[Records from a data source]
"""

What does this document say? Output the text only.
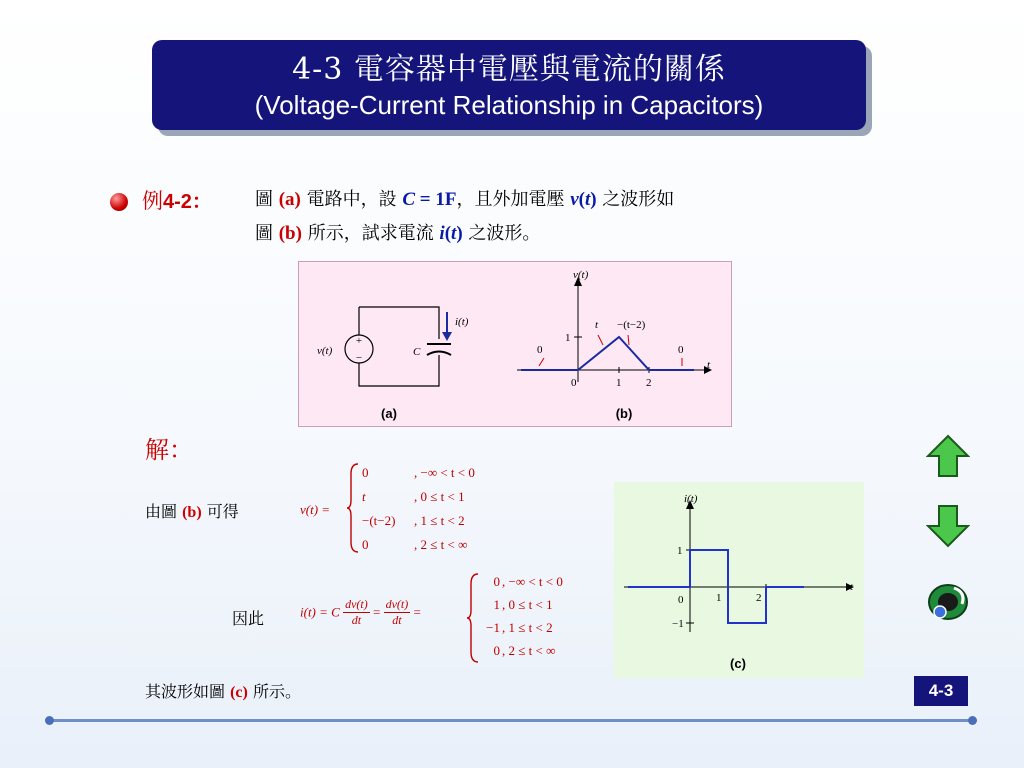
4-3 電容器中電壓與電流的關係
(Voltage-Current Relationship in Capacitors)
例4-2： 圖 (a) 電路中，設 C = 1F，且外加電壓 v(t) 之波形如
圖 (b) 所示，試求電流 i(t) 之波形。
+
−
v(t)	C
i(t)
v(t)
t
t −(t−2)
1
0	0
0	1 2
(a)	(b)
解：
由圖 (b) 可得	v(t) =
0	, −∞ < t < 0
t	, 0 ≤ t < 1
−(t−2) , 1 ≤ t < 2
0	, 2 ≤ t < ∞
因此	i(t) = C $\frac{dv(t)}{dt} = \frac{dv(t)}{dt}$ =
0 , −∞ < t < 0
1 , 0 ≤ t < 1
−1 , 1 ≤ t < 2
0 , 2 ≤ t < ∞
其波形如圖 (c) 所示。
i(t)
t
1
−1
0	1	2
(c)
4-3
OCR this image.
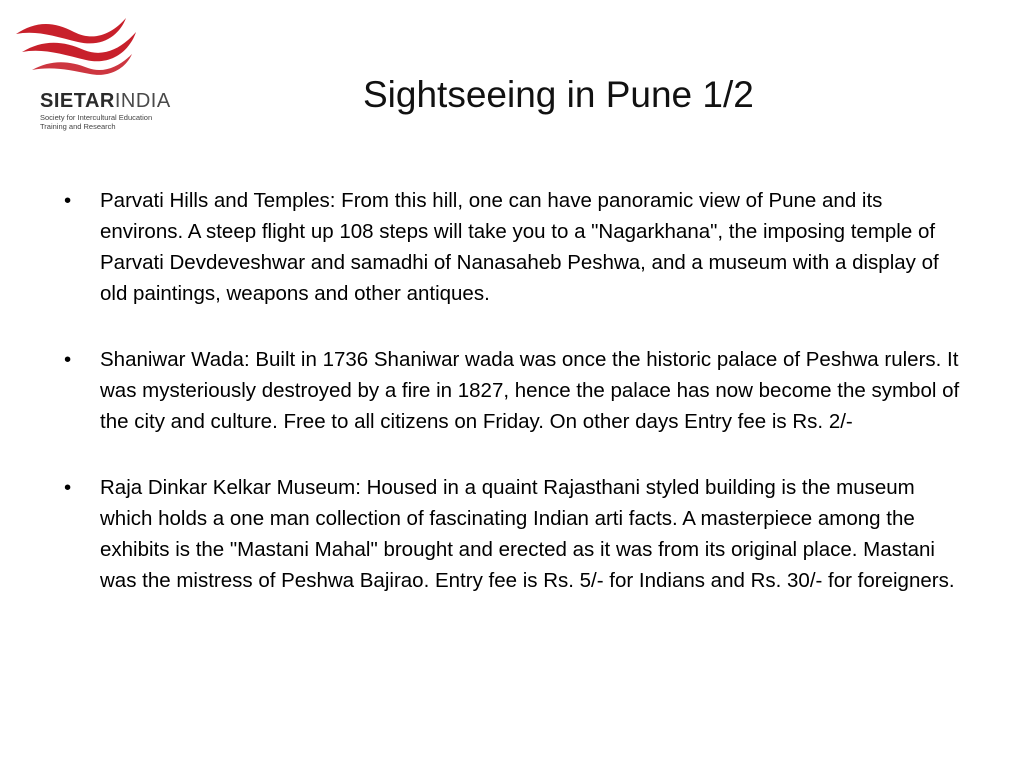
SIETARINDIA
Society for Intercultural Education
Training and Research
Sightseeing in Pune 1/2
• Parvati Hills and Temples: From this hill, one can have panoramic view of Pune and its environs. A steep flight up 108 steps will take you to a "Nagarkhana", the imposing temple of Parvati Devdeveshwar and samadhi of Nanasaheb Peshwa, and a museum with a display of old paintings, weapons and other antiques.
• Shaniwar Wada: Built in 1736 Shaniwar wada was once the historic palace of Peshwa rulers. It was mysteriously destroyed by a fire in 1827, hence the palace has now become the symbol of the city and culture. Free to all citizens on Friday. On other days Entry fee is Rs. 2/-
• Raja Dinkar Kelkar Museum: Housed in a quaint Rajasthani styled building is the museum which holds a one man collection of fascinating Indian arti facts. A masterpiece among the exhibits is the "Mastani Mahal" brought and erected as it was from its original place. Mastani was the mistress of Peshwa Bajirao. Entry fee is Rs. 5/- for Indians and Rs. 30/- for foreigners.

"""

What you should do: Extract, character for character, every line from the one that holds "OCR this image." through the end of the entries above. Include both boundary lines and no pictures.

The result:
OCR this image.
SIETARINDIA
Society for Intercultural Education
Training and Research
Sightseeing in Pune 1/2
• Parvati Hills and Temples: From this hill, one can have panoramic view of Pune and its environs. A steep flight up 108 steps will take you to a "Nagarkhana", the imposing temple of Parvati Devdeveshwar and samadhi of Nanasaheb Peshwa, and a museum with a display of old paintings, weapons and other antiques.
• Shaniwar Wada: Built in 1736 Shaniwar wada was once the historic palace of Peshwa rulers. It was mysteriously destroyed by a fire in 1827, hence the palace has now become the symbol of the city and culture. Free to all citizens on Friday. On other days Entry fee is Rs. 2/-
• Raja Dinkar Kelkar Museum: Housed in a quaint Rajasthani styled building is the museum which holds a one man collection of fascinating Indian arti facts. A masterpiece among the exhibits is the "Mastani Mahal" brought and erected as it was from its original place. Mastani was the mistress of Peshwa Bajirao. Entry fee is Rs. 5/- for Indians and Rs. 30/- for foreigners.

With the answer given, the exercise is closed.